**TASK DESCRIPTION**
Could you print all the entries exactly?

(Stored data)
"""

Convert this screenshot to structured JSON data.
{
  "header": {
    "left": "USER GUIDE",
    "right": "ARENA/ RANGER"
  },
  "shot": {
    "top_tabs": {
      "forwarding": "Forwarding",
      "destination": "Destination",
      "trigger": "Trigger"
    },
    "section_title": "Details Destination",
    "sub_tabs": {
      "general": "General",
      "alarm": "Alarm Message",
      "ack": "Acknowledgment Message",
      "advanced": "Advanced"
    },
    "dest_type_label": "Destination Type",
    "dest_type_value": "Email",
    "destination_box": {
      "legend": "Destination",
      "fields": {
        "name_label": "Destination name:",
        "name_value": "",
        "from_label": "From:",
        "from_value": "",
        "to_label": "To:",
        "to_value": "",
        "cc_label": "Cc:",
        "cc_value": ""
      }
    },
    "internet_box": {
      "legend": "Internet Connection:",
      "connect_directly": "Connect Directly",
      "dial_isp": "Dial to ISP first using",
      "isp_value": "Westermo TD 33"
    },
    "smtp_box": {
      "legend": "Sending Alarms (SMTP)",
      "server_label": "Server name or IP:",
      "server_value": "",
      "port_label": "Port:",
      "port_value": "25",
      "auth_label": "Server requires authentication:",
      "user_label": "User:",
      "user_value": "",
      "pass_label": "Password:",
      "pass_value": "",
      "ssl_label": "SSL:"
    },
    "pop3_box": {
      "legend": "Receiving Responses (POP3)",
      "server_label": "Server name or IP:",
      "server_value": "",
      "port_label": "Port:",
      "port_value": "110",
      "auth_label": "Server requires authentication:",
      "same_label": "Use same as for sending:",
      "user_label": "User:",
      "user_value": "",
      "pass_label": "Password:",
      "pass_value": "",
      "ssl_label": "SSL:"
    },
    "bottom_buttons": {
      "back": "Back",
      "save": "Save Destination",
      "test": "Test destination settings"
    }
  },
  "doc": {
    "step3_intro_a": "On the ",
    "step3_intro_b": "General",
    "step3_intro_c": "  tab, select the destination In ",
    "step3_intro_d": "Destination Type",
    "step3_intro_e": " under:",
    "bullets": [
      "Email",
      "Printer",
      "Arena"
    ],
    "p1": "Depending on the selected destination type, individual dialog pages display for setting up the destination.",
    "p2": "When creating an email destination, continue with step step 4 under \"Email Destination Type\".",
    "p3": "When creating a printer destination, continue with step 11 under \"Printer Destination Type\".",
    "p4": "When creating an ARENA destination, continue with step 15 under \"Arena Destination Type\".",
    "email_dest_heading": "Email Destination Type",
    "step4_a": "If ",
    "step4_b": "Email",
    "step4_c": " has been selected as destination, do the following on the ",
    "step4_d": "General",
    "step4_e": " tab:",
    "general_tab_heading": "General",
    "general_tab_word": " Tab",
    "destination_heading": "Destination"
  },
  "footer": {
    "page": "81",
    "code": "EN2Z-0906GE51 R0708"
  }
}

"""

**RESULT**
Convert this screenshot to structured JSON data.
{
  "header": {
    "left": "USER GUIDE",
    "right": "ARENA/ RANGER"
  },
  "shot": {
    "top_tabs": {
      "forwarding": "Forwarding",
      "destination": "Destination",
      "trigger": "Trigger"
    },
    "section_title": "Details Destination",
    "sub_tabs": {
      "general": "General",
      "alarm": "Alarm Message",
      "ack": "Acknowledgment Message",
      "advanced": "Advanced"
    },
    "dest_type_label": "Destination Type",
    "dest_type_value": "Email",
    "destination_box": {
      "legend": "Destination",
      "fields": {
        "name_label": "Destination name:",
        "name_value": "",
        "from_label": "From:",
        "from_value": "",
        "to_label": "To:",
        "to_value": "",
        "cc_label": "Cc:",
        "cc_value": ""
      }
    },
    "internet_box": {
      "legend": "Internet Connection:",
      "connect_directly": "Connect Directly",
      "dial_isp": "Dial to ISP first using",
      "isp_value": "Westermo TD 33"
    },
    "smtp_box": {
      "legend": "Sending Alarms (SMTP)",
      "server_label": "Server name or IP:",
      "server_value": "",
      "port_label": "Port:",
      "port_value": "25",
      "auth_label": "Server requires authentication:",
      "user_label": "User:",
      "user_value": "",
      "pass_label": "Password:",
      "pass_value": "",
      "ssl_label": "SSL:"
    },
    "pop3_box": {
      "legend": "Receiving Responses (POP3)",
      "server_label": "Server name or IP:",
      "server_value": "",
      "port_label": "Port:",
      "port_value": "110",
      "auth_label": "Server requires authentication:",
      "same_label": "Use same as for sending:",
      "user_label": "User:",
      "user_value": "",
      "pass_label": "Password:",
      "pass_value": "",
      "ssl_label": "SSL:"
    },
    "bottom_buttons": {
      "back": "Back",
      "save": "Save Destination",
      "test": "Test destination settings"
    }
  },
  "doc": {
    "step3_intro_a": "On the ",
    "step3_intro_b": "General",
    "step3_intro_c": "  tab, select the destination In ",
    "step3_intro_d": "Destination Type",
    "step3_intro_e": " under:",
    "bullets": [
      "Email",
      "Printer",
      "Arena"
    ],
    "p1": "Depending on the selected destination type, individual dialog pages display for setting up the destination.",
    "p2": "When creating an email destination, continue with step step 4 under \"Email Destination Type\".",
    "p3": "When creating a printer destination, continue with step 11 under \"Printer Destination Type\".",
    "p4": "When creating an ARENA destination, continue with step 15 under \"Arena Destination Type\".",
    "email_dest_heading": "Email Destination Type",
    "step4_a": "If ",
    "step4_b": "Email",
    "step4_c": " has been selected as destination, do the following on the ",
    "step4_d": "General",
    "step4_e": " tab:",
    "general_tab_heading": "General",
    "general_tab_word": " Tab",
    "destination_heading": "Destination"
  },
  "footer": {
    "page": "81",
    "code": "EN2Z-0906GE51 R0708"
  }
}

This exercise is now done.